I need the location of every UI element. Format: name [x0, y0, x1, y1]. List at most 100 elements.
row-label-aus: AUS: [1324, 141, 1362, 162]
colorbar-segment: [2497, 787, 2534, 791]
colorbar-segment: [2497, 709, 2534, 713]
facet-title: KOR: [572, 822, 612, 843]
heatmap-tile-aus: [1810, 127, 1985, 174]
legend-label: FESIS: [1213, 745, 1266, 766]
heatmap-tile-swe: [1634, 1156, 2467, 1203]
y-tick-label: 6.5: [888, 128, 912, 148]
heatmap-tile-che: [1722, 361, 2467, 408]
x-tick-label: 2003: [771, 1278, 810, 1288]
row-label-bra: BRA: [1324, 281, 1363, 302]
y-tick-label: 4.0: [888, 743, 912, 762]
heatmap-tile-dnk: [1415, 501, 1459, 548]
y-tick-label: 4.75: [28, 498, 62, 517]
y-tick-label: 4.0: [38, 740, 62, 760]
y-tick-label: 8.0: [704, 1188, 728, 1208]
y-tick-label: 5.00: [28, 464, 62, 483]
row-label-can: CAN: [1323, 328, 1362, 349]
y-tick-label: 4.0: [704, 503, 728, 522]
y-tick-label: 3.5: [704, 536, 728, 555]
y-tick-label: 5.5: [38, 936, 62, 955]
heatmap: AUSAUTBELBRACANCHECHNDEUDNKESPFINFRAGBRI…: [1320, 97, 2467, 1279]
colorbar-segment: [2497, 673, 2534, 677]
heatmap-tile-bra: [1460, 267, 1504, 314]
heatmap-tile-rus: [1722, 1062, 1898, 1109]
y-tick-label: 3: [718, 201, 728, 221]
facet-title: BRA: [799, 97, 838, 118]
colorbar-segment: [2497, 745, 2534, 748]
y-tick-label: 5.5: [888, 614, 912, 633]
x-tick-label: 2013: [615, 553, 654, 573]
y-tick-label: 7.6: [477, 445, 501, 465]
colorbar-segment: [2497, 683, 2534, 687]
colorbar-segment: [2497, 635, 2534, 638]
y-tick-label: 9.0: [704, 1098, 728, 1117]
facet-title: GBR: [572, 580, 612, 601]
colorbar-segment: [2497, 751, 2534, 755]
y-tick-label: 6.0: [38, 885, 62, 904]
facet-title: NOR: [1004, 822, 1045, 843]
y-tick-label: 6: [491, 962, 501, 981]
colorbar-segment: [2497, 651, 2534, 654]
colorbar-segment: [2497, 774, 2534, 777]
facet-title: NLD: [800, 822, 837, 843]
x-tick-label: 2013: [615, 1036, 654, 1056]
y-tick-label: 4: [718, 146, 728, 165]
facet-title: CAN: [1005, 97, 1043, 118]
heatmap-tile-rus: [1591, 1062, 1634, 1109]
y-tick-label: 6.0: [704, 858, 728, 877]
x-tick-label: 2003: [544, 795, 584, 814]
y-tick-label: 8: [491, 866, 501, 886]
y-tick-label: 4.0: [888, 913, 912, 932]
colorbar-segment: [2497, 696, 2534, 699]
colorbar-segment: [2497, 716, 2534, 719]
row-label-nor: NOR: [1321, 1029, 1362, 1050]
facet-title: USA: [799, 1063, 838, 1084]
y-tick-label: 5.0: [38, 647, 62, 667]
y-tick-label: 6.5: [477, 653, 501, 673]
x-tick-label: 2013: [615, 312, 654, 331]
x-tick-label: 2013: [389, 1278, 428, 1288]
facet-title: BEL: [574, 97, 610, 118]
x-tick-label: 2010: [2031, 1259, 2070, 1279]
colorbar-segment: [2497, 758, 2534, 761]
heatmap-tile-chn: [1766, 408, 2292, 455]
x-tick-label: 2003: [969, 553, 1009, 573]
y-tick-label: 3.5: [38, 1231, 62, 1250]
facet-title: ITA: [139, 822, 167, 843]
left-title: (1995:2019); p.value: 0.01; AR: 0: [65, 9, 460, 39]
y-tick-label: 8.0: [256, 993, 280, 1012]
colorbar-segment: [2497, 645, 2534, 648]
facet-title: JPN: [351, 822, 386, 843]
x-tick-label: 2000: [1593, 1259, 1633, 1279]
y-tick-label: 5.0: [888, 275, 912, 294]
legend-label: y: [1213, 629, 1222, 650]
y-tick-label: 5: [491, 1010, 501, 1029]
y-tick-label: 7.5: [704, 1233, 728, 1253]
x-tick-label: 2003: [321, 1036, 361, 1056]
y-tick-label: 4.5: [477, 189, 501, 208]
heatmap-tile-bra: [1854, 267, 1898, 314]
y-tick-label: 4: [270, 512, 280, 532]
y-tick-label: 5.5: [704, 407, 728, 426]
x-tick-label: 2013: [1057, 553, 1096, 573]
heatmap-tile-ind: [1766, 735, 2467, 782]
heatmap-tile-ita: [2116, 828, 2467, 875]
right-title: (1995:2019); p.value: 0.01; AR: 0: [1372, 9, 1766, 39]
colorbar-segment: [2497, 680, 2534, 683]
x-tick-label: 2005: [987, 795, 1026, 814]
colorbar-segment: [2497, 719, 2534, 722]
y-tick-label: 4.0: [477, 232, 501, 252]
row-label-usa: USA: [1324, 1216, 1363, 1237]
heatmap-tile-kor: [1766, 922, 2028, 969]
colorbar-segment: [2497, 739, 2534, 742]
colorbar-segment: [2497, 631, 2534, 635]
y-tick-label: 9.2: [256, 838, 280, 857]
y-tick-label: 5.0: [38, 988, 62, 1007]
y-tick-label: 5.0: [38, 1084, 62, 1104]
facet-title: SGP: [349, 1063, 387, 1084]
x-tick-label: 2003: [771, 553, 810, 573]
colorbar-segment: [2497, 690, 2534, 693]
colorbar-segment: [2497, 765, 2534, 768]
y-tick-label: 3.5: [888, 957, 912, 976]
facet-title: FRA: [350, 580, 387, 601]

_ _ _ _ _

Task statement -
Please rewrite all the material above, changing every "colorbar-segment" to "color-scale-segment" and leaving everything else unchanged.

Correct output -
I need the location of every UI element. Format: name [x0, y0, x1, y1]. List at most 100 elements.
row-label-aus: AUS: [1324, 141, 1362, 162]
color-scale-segment: [2497, 787, 2534, 791]
color-scale-segment: [2497, 709, 2534, 713]
facet-title: KOR: [572, 822, 612, 843]
heatmap-tile-aus: [1810, 127, 1985, 174]
legend-label: FESIS: [1213, 745, 1266, 766]
heatmap-tile-swe: [1634, 1156, 2467, 1203]
y-tick-label: 6.5: [888, 128, 912, 148]
heatmap-tile-che: [1722, 361, 2467, 408]
x-tick-label: 2003: [771, 1278, 810, 1288]
row-label-bra: BRA: [1324, 281, 1363, 302]
y-tick-label: 4.0: [888, 743, 912, 762]
heatmap-tile-dnk: [1415, 501, 1459, 548]
y-tick-label: 4.75: [28, 498, 62, 517]
y-tick-label: 4.0: [38, 740, 62, 760]
y-tick-label: 8.0: [704, 1188, 728, 1208]
y-tick-label: 5.00: [28, 464, 62, 483]
row-label-can: CAN: [1323, 328, 1362, 349]
y-tick-label: 4.0: [704, 503, 728, 522]
y-tick-label: 3.5: [704, 536, 728, 555]
y-tick-label: 5.5: [38, 936, 62, 955]
heatmap: AUSAUTBELBRACANCHECHNDEUDNKESPFINFRAGBRI…: [1320, 97, 2467, 1279]
color-scale-segment: [2497, 673, 2534, 677]
heatmap-tile-bra: [1460, 267, 1504, 314]
heatmap-tile-rus: [1722, 1062, 1898, 1109]
y-tick-label: 3: [718, 201, 728, 221]
facet-title: BRA: [799, 97, 838, 118]
color-scale-segment: [2497, 745, 2534, 748]
y-tick-label: 5.5: [888, 614, 912, 633]
x-tick-label: 2013: [615, 553, 654, 573]
y-tick-label: 7.6: [477, 445, 501, 465]
color-scale-segment: [2497, 683, 2534, 687]
color-scale-segment: [2497, 635, 2534, 638]
y-tick-label: 9.0: [704, 1098, 728, 1117]
facet-title: GBR: [572, 580, 612, 601]
color-scale-segment: [2497, 751, 2534, 755]
y-tick-label: 6.0: [38, 885, 62, 904]
facet-title: NOR: [1004, 822, 1045, 843]
y-tick-label: 6: [491, 962, 501, 981]
color-scale-segment: [2497, 651, 2534, 654]
color-scale-segment: [2497, 774, 2534, 777]
facet-title: NLD: [800, 822, 837, 843]
x-tick-label: 2013: [615, 1036, 654, 1056]
y-tick-label: 4: [718, 146, 728, 165]
facet-title: CAN: [1005, 97, 1043, 118]
heatmap-tile-rus: [1591, 1062, 1634, 1109]
y-tick-label: 6.0: [704, 858, 728, 877]
x-tick-label: 2003: [544, 795, 584, 814]
y-tick-label: 8: [491, 866, 501, 886]
y-tick-label: 4.0: [888, 913, 912, 932]
color-scale-segment: [2497, 696, 2534, 699]
color-scale-segment: [2497, 716, 2534, 719]
row-label-nor: NOR: [1321, 1029, 1362, 1050]
facet-title: USA: [799, 1063, 838, 1084]
y-tick-label: 5.0: [38, 647, 62, 667]
y-tick-label: 6.5: [477, 653, 501, 673]
x-tick-label: 2013: [615, 312, 654, 331]
x-tick-label: 2013: [389, 1278, 428, 1288]
facet-title: BEL: [574, 97, 610, 118]
x-tick-label: 2010: [2031, 1259, 2070, 1279]
color-scale-segment: [2497, 758, 2534, 761]
heatmap-tile-chn: [1766, 408, 2292, 455]
x-tick-label: 2003: [969, 553, 1009, 573]
y-tick-label: 3.5: [38, 1231, 62, 1250]
facet-title: ITA: [139, 822, 167, 843]
left-title: (1995:2019); p.value: 0.01; AR: 0: [65, 9, 460, 39]
y-tick-label: 8.0: [256, 993, 280, 1012]
color-scale-segment: [2497, 645, 2534, 648]
facet-title: JPN: [351, 822, 386, 843]
x-tick-label: 2000: [1593, 1259, 1633, 1279]
y-tick-label: 5.0: [888, 275, 912, 294]
legend-label: y: [1213, 629, 1222, 650]
y-tick-label: 5: [491, 1010, 501, 1029]
y-tick-label: 7.5: [704, 1233, 728, 1253]
x-tick-label: 2003: [321, 1036, 361, 1056]
y-tick-label: 4.5: [477, 189, 501, 208]
heatmap-tile-bra: [1854, 267, 1898, 314]
y-tick-label: 4: [270, 512, 280, 532]
y-tick-label: 5.5: [704, 407, 728, 426]
x-tick-label: 2013: [1057, 553, 1096, 573]
heatmap-tile-ind: [1766, 735, 2467, 782]
heatmap-tile-ita: [2116, 828, 2467, 875]
right-title: (1995:2019); p.value: 0.01; AR: 0: [1372, 9, 1766, 39]
color-scale-segment: [2497, 680, 2534, 683]
x-tick-label: 2005: [987, 795, 1026, 814]
color-scale-segment: [2497, 719, 2534, 722]
y-tick-label: 4.0: [477, 232, 501, 252]
row-label-usa: USA: [1324, 1216, 1363, 1237]
heatmap-tile-kor: [1766, 922, 2028, 969]
color-scale-segment: [2497, 739, 2534, 742]
color-scale-segment: [2497, 631, 2534, 635]
y-tick-label: 9.2: [256, 838, 280, 857]
y-tick-label: 5.0: [38, 988, 62, 1007]
y-tick-label: 5.0: [38, 1084, 62, 1104]
facet-title: SGP: [349, 1063, 387, 1084]
x-tick-label: 2003: [771, 553, 810, 573]
color-scale-segment: [2497, 690, 2534, 693]
color-scale-segment: [2497, 765, 2534, 768]
y-tick-label: 3.5: [888, 957, 912, 976]
facet-title: FRA: [350, 580, 387, 601]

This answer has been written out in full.